Stored records
****************
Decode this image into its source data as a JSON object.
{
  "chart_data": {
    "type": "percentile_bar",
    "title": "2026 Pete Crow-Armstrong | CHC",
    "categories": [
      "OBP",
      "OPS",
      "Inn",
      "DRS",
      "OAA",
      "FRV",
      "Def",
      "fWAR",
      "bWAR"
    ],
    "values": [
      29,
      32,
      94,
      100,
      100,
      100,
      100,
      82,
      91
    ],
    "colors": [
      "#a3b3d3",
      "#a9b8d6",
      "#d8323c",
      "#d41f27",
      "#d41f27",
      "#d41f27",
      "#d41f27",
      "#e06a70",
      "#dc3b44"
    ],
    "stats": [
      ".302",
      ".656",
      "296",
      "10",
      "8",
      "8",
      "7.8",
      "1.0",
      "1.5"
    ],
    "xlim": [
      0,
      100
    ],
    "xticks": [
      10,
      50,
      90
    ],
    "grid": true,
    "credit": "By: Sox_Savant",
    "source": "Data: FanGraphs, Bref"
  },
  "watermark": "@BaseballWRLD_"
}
****************
§ **The exercise**
Where a line in the entries holds "source", copy that line.

§ **Solution to the problem**
Decode this image into its source data as a JSON object.
    "source": "Data: FanGraphs, Bref"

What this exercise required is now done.